(Dataset rows about figures)
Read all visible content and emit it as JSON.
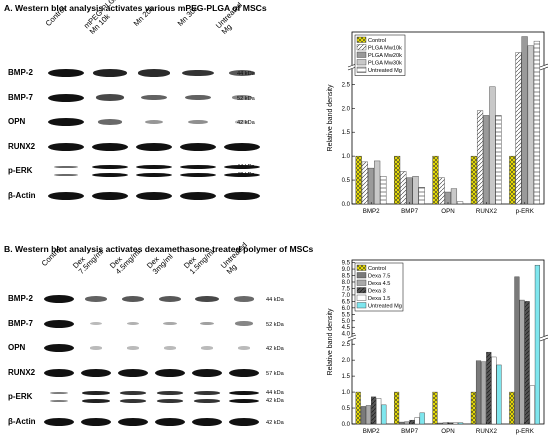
{
  "panels": [
    {
      "title": "A. Western blot analysis activates various  mPEG-PLGA  of MSCs",
      "lanes": [
        "Control",
        "mPEG-PLGA\nMn 10k",
        "Mn 20k",
        "Mn 30k",
        "Untreated\nMg"
      ],
      "rows": [
        {
          "label": "BMP-2",
          "kda": "44 kDa",
          "intensity": [
            1,
            0.9,
            0.85,
            0.8,
            0.6
          ]
        },
        {
          "label": "BMP-7",
          "kda": "52 kDa",
          "intensity": [
            1,
            0.7,
            0.55,
            0.55,
            0.35
          ]
        },
        {
          "label": "OPN",
          "kda": "42 kDa",
          "intensity": [
            1,
            0.5,
            0.25,
            0.3,
            0.05
          ]
        },
        {
          "label": "RUNX2",
          "kda": "57 kDa",
          "intensity": [
            1,
            1,
            1,
            1,
            1
          ]
        },
        {
          "label": "p-ERK",
          "kda": "44 kDa\n42 kDa",
          "intensity": [
            0.5,
            1,
            1,
            1,
            1
          ]
        },
        {
          "label": "β-Actin",
          "kda": "42 kDa",
          "intensity": [
            1,
            1,
            1,
            1,
            1
          ]
        }
      ]
    },
    {
      "title": "B. Western blot analysis activates dexamethasone treated polymer of MSCs",
      "lanes": [
        "Control",
        "Dex\n7.5mg/ml",
        "Dex\n4.5mg/ml",
        "Dex\n3mg/ml",
        "Dex\n1.5mg/ml",
        "Untreated\nMg"
      ],
      "rows": [
        {
          "label": "BMP-2",
          "kda": "44 kDa",
          "intensity": [
            1,
            0.55,
            0.6,
            0.6,
            0.7,
            0.5
          ]
        },
        {
          "label": "BMP-7",
          "kda": "52 kDa",
          "intensity": [
            1,
            0.05,
            0.1,
            0.15,
            0.2,
            0.35
          ]
        },
        {
          "label": "OPN",
          "kda": "42 kDa",
          "intensity": [
            1,
            0.05,
            0.05,
            0.05,
            0.05,
            0.05
          ]
        },
        {
          "label": "RUNX2",
          "kda": "57 kDa",
          "intensity": [
            1,
            1,
            1,
            1,
            1,
            1
          ]
        },
        {
          "label": "p-ERK",
          "kda": "44 kDa\n42 kDa",
          "intensity": [
            0.4,
            0.9,
            0.8,
            0.8,
            0.8,
            1
          ]
        },
        {
          "label": "β-Actin",
          "kda": "42 kDa",
          "intensity": [
            1,
            1,
            1,
            1,
            1,
            1
          ]
        }
      ]
    }
  ],
  "chart_data": [
    {
      "type": "bar",
      "ylabel": "Relative band density",
      "categories": [
        "BMP2",
        "BMP7",
        "OPN",
        "RUNX2",
        "p-ERK"
      ],
      "axis_break": true,
      "yticks": [
        "0.0",
        "0.5",
        "1.0",
        "1.5",
        "2.0",
        "2.5"
      ],
      "ylim_lower": [
        0,
        2.8
      ],
      "legend_position": "top-left",
      "series": [
        {
          "name": "Control",
          "color": "#f2e600",
          "pattern": "cross",
          "values": [
            1.0,
            1.0,
            1.0,
            1.0,
            1.0
          ]
        },
        {
          "name": "PLGA Mw10k",
          "color": "#ffffff",
          "pattern": "diag",
          "values": [
            0.88,
            0.68,
            0.55,
            1.95,
            9.5
          ]
        },
        {
          "name": "PLGA Mw20k",
          "color": "#9a9a9a",
          "pattern": "none",
          "values": [
            0.75,
            0.55,
            0.25,
            1.85,
            10.2
          ]
        },
        {
          "name": "PLGA Mw30k",
          "color": "#c8c8c8",
          "pattern": "none",
          "values": [
            0.9,
            0.58,
            0.32,
            2.45,
            9.8
          ]
        },
        {
          "name": "Untreated Mg",
          "color": "#ffffff",
          "pattern": "hline",
          "values": [
            0.58,
            0.35,
            0.05,
            1.85,
            10.0
          ]
        }
      ]
    },
    {
      "type": "bar",
      "ylabel": "Relative band density",
      "categories": [
        "BMP2",
        "BMP7",
        "OPN",
        "RUNX2",
        "p-ERK"
      ],
      "axis_break": true,
      "yticks": [
        "0.0",
        "0.5",
        "1.0",
        "1.5",
        "2.0",
        "2.5",
        "4.0",
        "4.5",
        "5.0",
        "5.5",
        "6.0",
        "6.5",
        "7.0",
        "7.5",
        "8.0",
        "8.5",
        "9.0",
        "9.5"
      ],
      "legend_position": "top-left",
      "series": [
        {
          "name": "Control",
          "color": "#f2e600",
          "pattern": "cross",
          "values": [
            1.0,
            1.0,
            1.0,
            1.0,
            1.0
          ]
        },
        {
          "name": "Dexa 7.5",
          "color": "#7a7a7a",
          "pattern": "none",
          "values": [
            0.55,
            0.06,
            0.03,
            1.98,
            8.4
          ]
        },
        {
          "name": "Dexa 4.5",
          "color": "#aaaaaa",
          "pattern": "none",
          "values": [
            0.58,
            0.07,
            0.04,
            1.95,
            6.6
          ]
        },
        {
          "name": "Dexa 3",
          "color": "#555555",
          "pattern": "diag",
          "values": [
            0.85,
            0.12,
            0.04,
            2.25,
            6.5
          ]
        },
        {
          "name": "Dexa 1.5",
          "color": "#ffffff",
          "pattern": "none",
          "values": [
            0.8,
            0.2,
            0.04,
            2.1,
            1.2
          ]
        },
        {
          "name": "Untreated Mg",
          "color": "#7fe6ee",
          "pattern": "none",
          "values": [
            0.6,
            0.35,
            0.04,
            1.85,
            9.3
          ]
        }
      ]
    }
  ]
}
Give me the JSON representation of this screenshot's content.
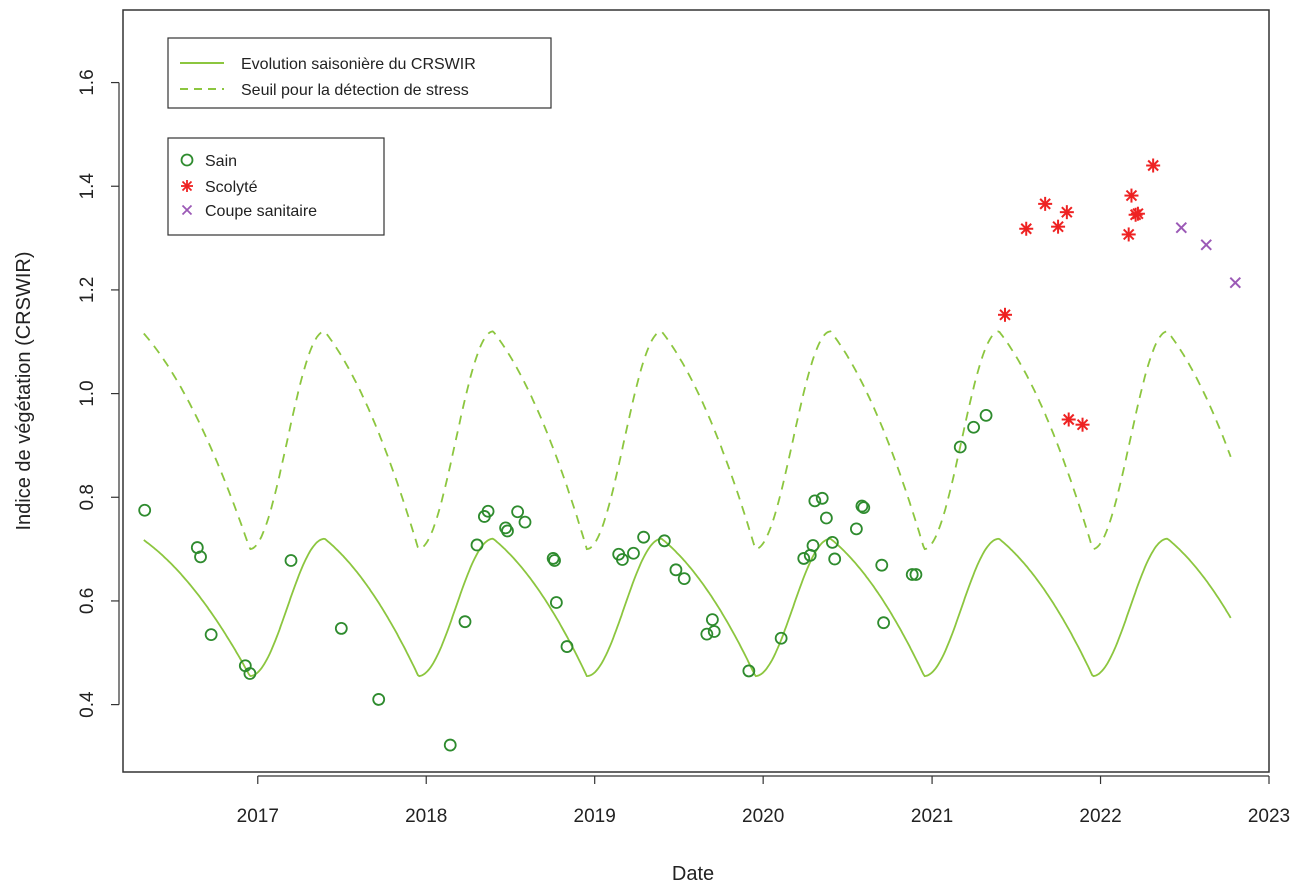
{
  "chart_data": {
    "type": "scatter",
    "title": "",
    "xlabel": "Date",
    "ylabel": "Indice de végétation (CRSWIR)",
    "xlim": [
      "2016-03-15",
      "2023-01-01"
    ],
    "ylim": [
      0.27,
      1.74
    ],
    "x_ticks": [
      {
        "date": "2017-01-01",
        "label": "2017"
      },
      {
        "date": "2018-01-01",
        "label": "2018"
      },
      {
        "date": "2019-01-01",
        "label": "2019"
      },
      {
        "date": "2020-01-01",
        "label": "2020"
      },
      {
        "date": "2021-01-01",
        "label": "2021"
      },
      {
        "date": "2022-01-01",
        "label": "2022"
      },
      {
        "date": "2023-01-01",
        "label": "2023"
      }
    ],
    "y_ticks": [
      {
        "value": 0.4,
        "label": "0.4"
      },
      {
        "value": 0.6,
        "label": "0.6"
      },
      {
        "value": 0.8,
        "label": "0.8"
      },
      {
        "value": 1.0,
        "label": "1.0"
      },
      {
        "value": 1.2,
        "label": "1.2"
      },
      {
        "value": 1.4,
        "label": "1.4"
      },
      {
        "value": 1.6,
        "label": "1.6"
      }
    ],
    "grid": false,
    "lines": [
      {
        "name": "Evolution saisonière du CRSWIR",
        "style": "solid",
        "color": "#8cc63f",
        "x_range": [
          "2016-04-29",
          "2022-10-10"
        ],
        "model": "seasonal",
        "peaks": [
          "2016-04-25",
          "2017-05-26",
          "2018-05-26",
          "2019-05-26",
          "2020-05-26",
          "2021-05-26",
          "2022-05-26"
        ],
        "troughs": [
          "2016-12-15",
          "2017-12-15",
          "2018-12-15",
          "2019-12-15",
          "2020-12-15",
          "2021-12-15",
          "2022-12-15"
        ],
        "max": 0.72,
        "min": 0.455
      },
      {
        "name": "Seuil pour la détection de stress",
        "style": "dashed",
        "color": "#8cc63f",
        "x_range": [
          "2016-04-29",
          "2022-10-10"
        ],
        "model": "seasonal",
        "peaks": [
          "2016-04-25",
          "2017-05-26",
          "2018-05-26",
          "2019-05-26",
          "2020-05-26",
          "2021-05-26",
          "2022-05-26"
        ],
        "troughs": [
          "2016-12-15",
          "2017-12-15",
          "2018-12-15",
          "2019-12-15",
          "2020-12-15",
          "2021-12-15",
          "2022-12-15"
        ],
        "max": 1.12,
        "min": 0.7
      }
    ],
    "series": [
      {
        "name": "Sain",
        "marker": "circle",
        "color": "#2e8b2e",
        "points": [
          [
            "2016-05-01",
            0.775
          ],
          [
            "2016-08-23",
            0.703
          ],
          [
            "2016-08-30",
            0.685
          ],
          [
            "2016-09-22",
            0.535
          ],
          [
            "2016-12-05",
            0.475
          ],
          [
            "2016-12-15",
            0.46
          ],
          [
            "2017-03-14",
            0.678
          ],
          [
            "2017-07-01",
            0.547
          ],
          [
            "2017-09-20",
            0.41
          ],
          [
            "2018-02-22",
            0.322
          ],
          [
            "2018-03-26",
            0.56
          ],
          [
            "2018-04-21",
            0.708
          ],
          [
            "2018-05-07",
            0.763
          ],
          [
            "2018-05-15",
            0.773
          ],
          [
            "2018-06-22",
            0.741
          ],
          [
            "2018-06-26",
            0.735
          ],
          [
            "2018-07-18",
            0.772
          ],
          [
            "2018-08-03",
            0.752
          ],
          [
            "2018-10-03",
            0.682
          ],
          [
            "2018-10-06",
            0.678
          ],
          [
            "2018-10-10",
            0.597
          ],
          [
            "2018-11-02",
            0.512
          ],
          [
            "2019-02-22",
            0.69
          ],
          [
            "2019-03-02",
            0.68
          ],
          [
            "2019-03-26",
            0.692
          ],
          [
            "2019-04-17",
            0.723
          ],
          [
            "2019-06-01",
            0.716
          ],
          [
            "2019-06-26",
            0.66
          ],
          [
            "2019-07-14",
            0.643
          ],
          [
            "2019-09-01",
            0.536
          ],
          [
            "2019-09-13",
            0.564
          ],
          [
            "2019-09-17",
            0.541
          ],
          [
            "2019-12-01",
            0.465
          ],
          [
            "2020-02-09",
            0.528
          ],
          [
            "2020-03-29",
            0.682
          ],
          [
            "2020-04-12",
            0.688
          ],
          [
            "2020-04-18",
            0.707
          ],
          [
            "2020-04-22",
            0.793
          ],
          [
            "2020-05-08",
            0.798
          ],
          [
            "2020-05-17",
            0.76
          ],
          [
            "2020-05-30",
            0.713
          ],
          [
            "2020-06-04",
            0.681
          ],
          [
            "2020-07-21",
            0.739
          ],
          [
            "2020-08-02",
            0.783
          ],
          [
            "2020-08-06",
            0.78
          ],
          [
            "2020-09-14",
            0.669
          ],
          [
            "2020-09-18",
            0.558
          ],
          [
            "2020-11-19",
            0.651
          ],
          [
            "2020-11-27",
            0.651
          ],
          [
            "2021-03-03",
            0.897
          ],
          [
            "2021-04-01",
            0.935
          ],
          [
            "2021-04-28",
            0.958
          ]
        ]
      },
      {
        "name": "Scolyté",
        "marker": "star",
        "color": "#ee2222",
        "points": [
          [
            "2021-06-08",
            1.152
          ],
          [
            "2021-07-24",
            1.318
          ],
          [
            "2021-09-03",
            1.366
          ],
          [
            "2021-10-01",
            1.322
          ],
          [
            "2021-10-20",
            1.35
          ],
          [
            "2021-10-24",
            0.95
          ],
          [
            "2021-11-23",
            0.94
          ],
          [
            "2022-03-03",
            1.307
          ],
          [
            "2022-03-09",
            1.382
          ],
          [
            "2022-03-18",
            1.345
          ],
          [
            "2022-03-23",
            1.347
          ],
          [
            "2022-04-25",
            1.44
          ]
        ]
      },
      {
        "name": "Coupe sanitaire",
        "marker": "cross",
        "color": "#9b59b6",
        "points": [
          [
            "2022-06-25",
            1.32
          ],
          [
            "2022-08-18",
            1.287
          ],
          [
            "2022-10-20",
            1.214
          ]
        ]
      }
    ],
    "legends": {
      "lines_box_position": "top-left",
      "points_box_position": "upper-left"
    }
  }
}
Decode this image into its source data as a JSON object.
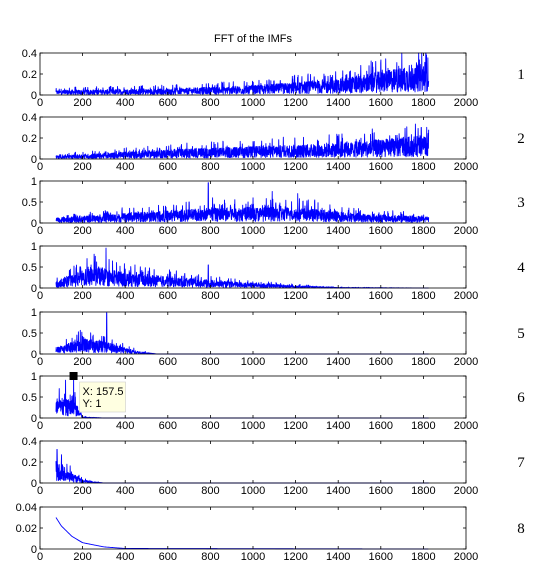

**Given task**
Read through the data and copy every line where "left" shows up.

**Task output**
      "legend_position": "top-left",
      "legend_position": "top-left",
      "lines_box_position": "top-left",
      "points_box_position": "upper-left"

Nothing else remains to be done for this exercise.